● **DIRECTION**:
What lines of the data include the string "краевого"? Copy them all.
****************
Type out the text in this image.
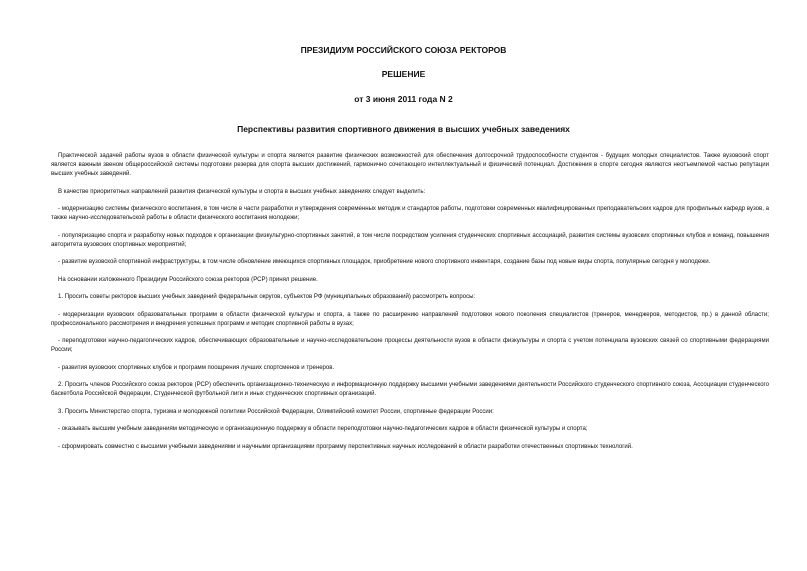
ПРЕЗИДИУМ РОССИЙСКОГО СОЮЗА РЕКТОРОВ
РЕШЕНИЕ
от 3 июня 2011 года N 2
Перспективы развития спортивного движения в высших учебных заведениях

Практической задачей работы вузов в области физической культуры и спорта является развитие физических возможностей для обеспечения долгосрочной трудоспособности студентов - будущих молодых специалистов. Также вузовский спорт является важным звеном общероссийской системы подготовки резерва для спорта высших достижений, гармонично сочетающего интеллектуальный и физический потенциал. Достижения в спорте сегодня являются неотъемлемой частью репутации высших учебных заведений.

В качестве приоритетных направлений развития физической культуры и спорта в высших учебных заведениях следует выделить:

- модернизацию системы физического воспитания, в том числе в части разработки и утверждения современных методик и стандартов работы, подготовки современных квалифицированных преподавательских кадров для профильных кафедр вузов, а также научно-исследовательской работы в области физического воспитания молодежи;

- популяризацию спорта и разработку новых подходов к организации физкультурно-спортивных занятий, в том числе посредством усиления студенческих спортивных ассоциаций, развития системы вузовских спортивных клубов и команд, повышения авторитета вузовских спортивных мероприятий;

- развитие вузовской спортивной инфраструктуры, в том числе обновление имеющихся спортивных площадок, приобретение нового спортивного инвентаря, создание базы под новые виды спорта, популярные сегодня у молодежи.

На основании изложенного Президиум Российского союза ректоров (РСР) принял решение.

1. Просить советы ректоров высших учебных заведений федеральных округов, субъектов РФ (муниципальных образований) рассмотреть вопросы:

- модернизации вузовских образовательных программ в области физической культуры и спорта, а также по расширению направлений подготовки нового поколения специалистов (тренеров, менеджеров, методистов, пр.) в данной области; профессионального рассмотрения и внедрения успешных программ и методик спортивной работы в вузах;

- переподготовки научно-педагогических кадров, обеспечивающих образовательные и научно-исследовательские процессы деятельности вузов в области физкультуры и спорта с учетом потенциала вузовских связей со спортивными федерациями России;

- развития вузовских спортивных клубов и программ поощрения лучших спортсменов и тренеров.

2. Просить членов Российского союза ректоров (РСР) обеспечить организационно-техническую и информационную поддержку высшими учебными заведениями деятельности Российского студенческого спортивного союза, Ассоциации студенческого баскетбола Российской Федерации, Студенческой футбольной лиги и иных студенческих спортивных организаций.

3. Просить Министерство спорта, туризма и молодежной политики Российской Федерации, Олимпийский комитет России, спортивные федерации России:

- оказывать высшим учебным заведениям методическую и организационную поддержку в области переподготовки научно-педагогических кадров в области физической культуры и спорта;

- сформировать совместно с высшими учебными заведениями и научными организациями программу перспективных научных исследований в области разработки отечественных спортивных технологий.
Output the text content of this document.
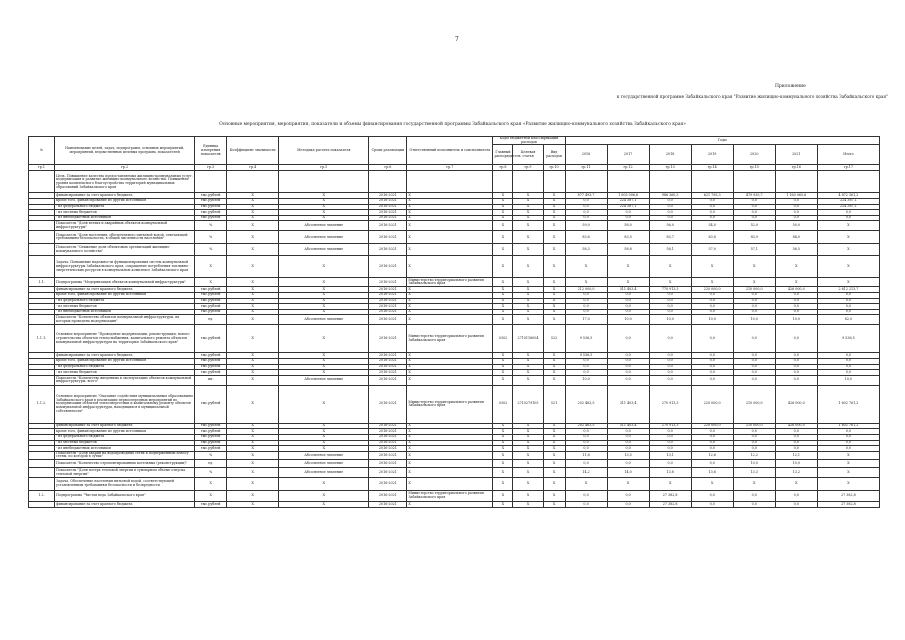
7
Приложение
к государственной программе Забайкальского края "Развитие жилищно-коммунального хозяйства Забайкальского края"
Основные мероприятия, мероприятия, показатели и объемы финансирования государственной программы Забайкальского края «Развитие жилищно-коммунального хозяйства Забайкальского края»
№	Наименование целей, задач, подпрограмм, основных мероприятий, мероприятий, ведомственных целевых программ, показателей	Единица измерения показателя	Коэффициент значимости	Методика расчета показателя	Сроки реализации	Ответственный исполнитель и соисполнитель	Коды бюджетной классификации расходов			Годы						
							Главный распорядитель	Целевая статья	Вид расходов	2016	2017	2018	2019	2020	2021	Итого
гр.1	гр.2	гр.3	гр.4	гр.5	гр.6	гр.7	гр.8	гр.9	гр.10	гр.11	гр.12	гр.13	гр.14	гр.15	гр.16	гр.17
	Цель. Повышение качества предоставляемых жилищно-коммунальных услуг, модернизация и развитие жилищно-коммунального хозяйства. Повышение уровня комплексного благоустройства территорий муниципальных образований Забайкальского края															
	финансирование за счет краевого бюджета	тыс.рублей	X	X	2016-2021	X	X	X	X	877 493,7	1 005 006,6	986 360,3	621 795,3	479 935,7	1 160 065,6	4 872 361,2
	кроме того, финансирование из других источников	тыс.рублей	X	X	2016-2021	X	X	X	X	0,0	224 387,1	0,0	0,0	0,0	0,0	224 387,1
	- из федерального бюджета	тыс.рублей	X	X	2016-2021	X	X	X	X	0,0	224 387,1	0,0	0,0	0,0	0,0	224 387,1
	- из местных бюджетов	тыс.рублей	X	X	2016-2021	X	X	X	X	0,0	0,0	0,0	0,0	0,0	0,0	0,0
	- из внебюджетных источников	тыс.рублей	X	X	2016-2021	X	X	X	X	0,0	0,0	0,0	0,0	0,0	0,0	0,0
	Показатель "Доля ветхих и аварийных объектов коммунальной инфраструктуры"	%	X	Абсолютное значение	2016-2021	X	X	X	X	59,0	58,0	56,0	54,0	52,0	50,0	X
	Показатель "Доля населения, обеспеченного питьевой водой, отвечающей требованиям безопасности, в общей численности населения"	%	X	Абсолютное значение	2016-2021	X	X	X	X	83,6	83,5	83,7	83,8	83,9	84,0	X
	Показатель "Снижение доли объектовых организаций жилищно-коммунального хозяйства"	%	X	Абсолютное значение	2016-2021	X	X	X	X	58,3	58,8	58,1	57,0	57,1	56,5	X
	Задача. Повышение надежности функционирования систем коммунальной инфраструктуры Забайкальского края, сокращение потребления топливно-энергетических ресурсов в коммунальном комплексе Забайкальского края	X	X	X	2016-2021	X	X	X	X	X	X	X	X	X	X	X
1.1.	Подпрограмма "Модернизация объектов коммунальной инфраструктуры"	X	X	X	2016-2021	Министерство территориального развития Забайкальского края	X	X	X	X	X	X	X	X	X	X
	финансирование за счет краевого бюджета	тыс.рублей	X	X	2016-2021	X	X	X	X	212 000,0	311 403,4	770 913,3	220 000,0	210 000,0	426 000,0	2 612 213,7
	кроме того, финансирование из других источников	тыс.рублей	X	X	2016-2021	X	X	X	X	0,0	0,0	0,0	0,0	0,0	0,0	0,0
	- из федерального бюджета	тыс.рублей	X	X	2016-2021	X	X	X	X	0,0	0,0	0,0	0,0	0,0	0,0	0,0
	- из местных бюджетов	тыс.рублей	X	X	2016-2021	X	X	X	X	0,0	0,0	0,0	0,0	0,0	0,0	0,0
	- из внебюджетных источников	тыс.рублей	X	X	2016-2021	X	X	X	X	0,0	0,0	0,0	0,0	0,0	0,0	0,0
	Показатель "Количество объектов коммунальной инфраструктуры, на которых проведена модернизация"	ед.	X	Абсолютное значение	2016-2021	X	X	X	X	17,0	10,0	10,0	10,0	10,0	10,0	82,0
1.1.1.	Основное мероприятие "Проведение модернизации, реконструкции, нового строительства объектов теплоснабжения, капитального ремонта объектов коммунальной инфраструктуры на территории Забайкальского края"	тыс.рублей	X	X	2016-2021	Министерство территориального развития Забайкальского края	0302	2710116004	522	9 536,5	0,0	0,0	0,0	0,0	0,0	9 536,5
	финансирование за счет краевого бюджета	тыс.рублей	X	X	2016-2021	X	X	X	X	9 536,5	0,0	0,0	0,0	0,0	0,0	0,0
	кроме того, финансирование из других источников	тыс.рублей	X	X	2016-2021	X	X	X	X	0,0	0,0	0,0	0,0	0,0	0,0	0,0
	- из федерального бюджета	тыс.рублей	X	X	2016-2021	X	X	X	X	0,0	0,0	0,0	0,0	0,0	0,0	0,0
	- из местных бюджетов	тыс.рублей	X	X	2016-2021	X	X	X	X	0,0	0,0	0,0	0,0	0,0	0,0	0,0
	Показатель "Количество введенных в эксплуатацию объектов коммунальной инфраструктуры, всего"	шт.	X	Абсолютное значение	2016-2021	X	X	X	X	10,0	0,0	0,0	0,0	0,0	0,0	10,0
1.1.2.	Основное мероприятие "Оказание содействия муниципальным образованиям Забайкальского края в реализации первоочередных мероприятий по модернизации объектов теплоэнергетики и капитальному ремонту объектов коммунальной инфраструктуры, находящихся в муниципальной собственности"	тыс.рублей	X	X	2016-2021	Министерство территориального развития Забайкальского края	0302	2710279105	521	202 463,5	311 403,4	270 913,3	220 000,0	210 000,0	426 000,0	1 602 761,2
	финансирование за счет краевого бюджета	тыс.рублей	X	X	2016-2021	X	X	X	X	202 463,5	311 403,4	270 913,3	220 000,0	210 000,0	426 000,0	1 602 761,2
	кроме того, финансирование из других источников	тыс.рублей	X	X	2016-2021	X	X	X	X	0,0	0,0	0,0	0,0	0,0	0,0	0,0
	- из федерального бюджета	тыс.рублей	X	X	2016-2021	X	X	X	X	0,0	0,0	0,0	0,0	0,0	0,0	0,0
	- из местных бюджетов	тыс.рублей	X	X	2016-2021	X	X	X	X	0,0	0,0	0,0	0,0	0,0	0,0	0,0
	- из внебюджетных источников	тыс.рублей	X	X	2016-2021	X	X	X	X	0,0	0,0	0,0	0,0	0,0	0,0	0,0
	Показатель "Доля аварий на водопроводных сетях к подверженным износу сетям, по которой в сутки"	%	X	Абсолютное значение	2016-2021	X	X	X	X	11,8	13,5	13,1	12,6	12,2	12,1	X
	Показатель "Количество отремонтированных котельных (реконструкции)"	ед.	X	Абсолютное значение	2016-2021	X	X	X	X	0,0	0,0	0,0	0,0	10,0	10,0	X
	Показатель "Доля потерь тепловой энергии в суммарном объеме отпуска тепловой энергии"	%	X	Абсолютное значение	2016-2021	X	X	X	X	14,2	14,0	13,8	13,6	13,3	13,2	X
	Задача. Обеспечение населения питьевой водой, соответствующей установленным требованиям безопасности и безвредности	X	X	X	2016-2021	X	X	X	X	X	X	X	X	X	X	X
1.2.	Подпрограмма "Чистая вода Забайкальского края"	X	X	X	2016-2021	Министерство территориального развития Забайкальского края	X	X	X	0,0	0,0	27 382,8	0,0	0,0	0,0	27 382,8
	финансирование за счет краевого бюджета	тыс.рублей	X	X	2016-2021	X	X	X	X	0,0	0,0	27 382,8	0,0	0,0	0,0	27 382,8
****************
● **RESPONSE TO THIS TASK**:
	финансирование за счет краевого бюджета	тыс.рублей	X	X	2016-2021	X	X	X	X	877 493,7	1 005 006,6	986 360,3	621 795,3	479 935,7	1 160 065,6	4 872 361,2
	финансирование за счет краевого бюджета	тыс.рублей	X	X	2016-2021	X	X	X	X	212 000,0	311 403,4	770 913,3	220 000,0	210 000,0	426 000,0	2 612 213,7
	финансирование за счет краевого бюджета	тыс.рублей	X	X	2016-2021	X	X	X	X	9 536,5	0,0	0,0	0,0	0,0	0,0	0,0
	финансирование за счет краевого бюджета	тыс.рублей	X	X	2016-2021	X	X	X	X	202 463,5	311 403,4	270 913,3	220 000,0	210 000,0	426 000,0	1 602 761,2
	финансирование за счет краевого бюджета	тыс.рублей	X	X	2016-2021	X	X	X	X	0,0	0,0	27 382,8	0,0	0,0	0,0	27 382,8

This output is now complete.